**What you will do**
Filter these entries, keeping only lines that hold the word "series".

**Information provided**

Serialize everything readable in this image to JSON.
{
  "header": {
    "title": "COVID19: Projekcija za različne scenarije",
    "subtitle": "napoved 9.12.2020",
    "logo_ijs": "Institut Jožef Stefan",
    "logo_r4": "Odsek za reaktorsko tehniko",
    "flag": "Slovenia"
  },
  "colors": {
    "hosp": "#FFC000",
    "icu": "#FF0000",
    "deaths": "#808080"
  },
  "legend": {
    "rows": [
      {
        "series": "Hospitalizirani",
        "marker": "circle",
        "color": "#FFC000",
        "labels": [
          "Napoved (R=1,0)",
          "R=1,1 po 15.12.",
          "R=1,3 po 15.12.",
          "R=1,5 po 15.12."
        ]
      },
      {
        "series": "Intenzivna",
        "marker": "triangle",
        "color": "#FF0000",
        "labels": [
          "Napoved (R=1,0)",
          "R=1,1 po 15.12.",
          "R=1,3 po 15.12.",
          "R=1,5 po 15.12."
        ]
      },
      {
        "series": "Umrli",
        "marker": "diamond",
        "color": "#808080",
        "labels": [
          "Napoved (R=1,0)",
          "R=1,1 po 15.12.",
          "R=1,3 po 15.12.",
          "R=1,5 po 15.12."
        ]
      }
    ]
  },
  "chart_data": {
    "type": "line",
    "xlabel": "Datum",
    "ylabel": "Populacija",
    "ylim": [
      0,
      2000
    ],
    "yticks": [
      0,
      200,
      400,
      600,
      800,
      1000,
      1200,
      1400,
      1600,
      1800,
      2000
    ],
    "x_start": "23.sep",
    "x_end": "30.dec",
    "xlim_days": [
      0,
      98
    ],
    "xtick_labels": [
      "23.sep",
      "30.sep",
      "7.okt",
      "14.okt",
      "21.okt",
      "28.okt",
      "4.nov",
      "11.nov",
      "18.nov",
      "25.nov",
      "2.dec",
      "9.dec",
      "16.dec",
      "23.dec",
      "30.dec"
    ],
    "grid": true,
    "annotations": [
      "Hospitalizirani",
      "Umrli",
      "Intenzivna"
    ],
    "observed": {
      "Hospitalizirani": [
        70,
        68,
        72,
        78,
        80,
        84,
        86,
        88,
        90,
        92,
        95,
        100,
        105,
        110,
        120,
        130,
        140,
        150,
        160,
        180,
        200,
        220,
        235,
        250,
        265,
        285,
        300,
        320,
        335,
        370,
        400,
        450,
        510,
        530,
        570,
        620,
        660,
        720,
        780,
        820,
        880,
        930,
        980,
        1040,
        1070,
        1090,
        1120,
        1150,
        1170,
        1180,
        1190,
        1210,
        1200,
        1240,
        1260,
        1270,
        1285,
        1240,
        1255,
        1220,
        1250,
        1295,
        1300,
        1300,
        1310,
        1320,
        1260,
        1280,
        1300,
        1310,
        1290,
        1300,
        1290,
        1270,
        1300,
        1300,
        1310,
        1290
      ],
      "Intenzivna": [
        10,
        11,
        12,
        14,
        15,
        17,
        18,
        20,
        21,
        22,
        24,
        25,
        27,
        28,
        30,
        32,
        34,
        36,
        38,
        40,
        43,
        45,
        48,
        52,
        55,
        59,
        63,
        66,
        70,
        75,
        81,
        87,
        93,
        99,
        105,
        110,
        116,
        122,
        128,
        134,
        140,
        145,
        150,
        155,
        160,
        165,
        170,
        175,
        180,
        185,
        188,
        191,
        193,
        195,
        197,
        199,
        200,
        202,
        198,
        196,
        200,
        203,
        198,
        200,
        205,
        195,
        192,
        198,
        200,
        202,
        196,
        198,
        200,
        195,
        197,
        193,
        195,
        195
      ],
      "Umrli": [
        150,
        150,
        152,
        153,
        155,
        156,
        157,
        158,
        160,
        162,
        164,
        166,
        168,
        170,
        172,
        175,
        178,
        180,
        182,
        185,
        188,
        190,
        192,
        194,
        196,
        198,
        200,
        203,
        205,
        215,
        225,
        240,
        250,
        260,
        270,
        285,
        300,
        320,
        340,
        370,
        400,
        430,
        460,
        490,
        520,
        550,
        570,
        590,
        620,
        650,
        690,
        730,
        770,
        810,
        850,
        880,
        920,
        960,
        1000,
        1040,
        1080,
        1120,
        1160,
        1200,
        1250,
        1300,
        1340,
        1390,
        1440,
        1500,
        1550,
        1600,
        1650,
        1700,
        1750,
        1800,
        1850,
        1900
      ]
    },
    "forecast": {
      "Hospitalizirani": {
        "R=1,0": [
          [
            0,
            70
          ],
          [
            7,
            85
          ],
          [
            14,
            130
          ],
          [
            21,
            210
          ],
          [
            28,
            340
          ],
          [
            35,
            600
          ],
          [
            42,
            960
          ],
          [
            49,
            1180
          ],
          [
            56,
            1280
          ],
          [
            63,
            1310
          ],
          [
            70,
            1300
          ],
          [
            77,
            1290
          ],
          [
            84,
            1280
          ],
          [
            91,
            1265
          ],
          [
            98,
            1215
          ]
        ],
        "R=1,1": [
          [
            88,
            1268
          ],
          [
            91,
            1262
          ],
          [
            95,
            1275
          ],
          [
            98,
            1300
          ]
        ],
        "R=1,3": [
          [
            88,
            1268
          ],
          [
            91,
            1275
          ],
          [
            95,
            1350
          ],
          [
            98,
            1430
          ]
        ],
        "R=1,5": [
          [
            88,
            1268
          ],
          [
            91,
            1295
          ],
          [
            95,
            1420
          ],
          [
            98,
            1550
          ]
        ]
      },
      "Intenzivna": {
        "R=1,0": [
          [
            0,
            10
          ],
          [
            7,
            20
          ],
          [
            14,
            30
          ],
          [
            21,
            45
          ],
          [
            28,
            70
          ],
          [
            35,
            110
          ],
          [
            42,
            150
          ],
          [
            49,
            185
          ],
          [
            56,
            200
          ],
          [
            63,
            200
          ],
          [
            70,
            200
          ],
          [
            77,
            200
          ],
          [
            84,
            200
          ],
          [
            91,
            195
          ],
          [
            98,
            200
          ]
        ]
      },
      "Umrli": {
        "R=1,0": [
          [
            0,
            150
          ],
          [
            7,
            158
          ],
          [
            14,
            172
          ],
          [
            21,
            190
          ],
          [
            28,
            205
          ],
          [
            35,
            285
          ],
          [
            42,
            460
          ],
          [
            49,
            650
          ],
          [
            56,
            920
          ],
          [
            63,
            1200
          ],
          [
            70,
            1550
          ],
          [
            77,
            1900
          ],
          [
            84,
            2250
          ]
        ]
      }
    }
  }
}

**Written reply**
        "series": "Hospitalizirani",
        "series": "Intenzivna",
        "series": "Umrli",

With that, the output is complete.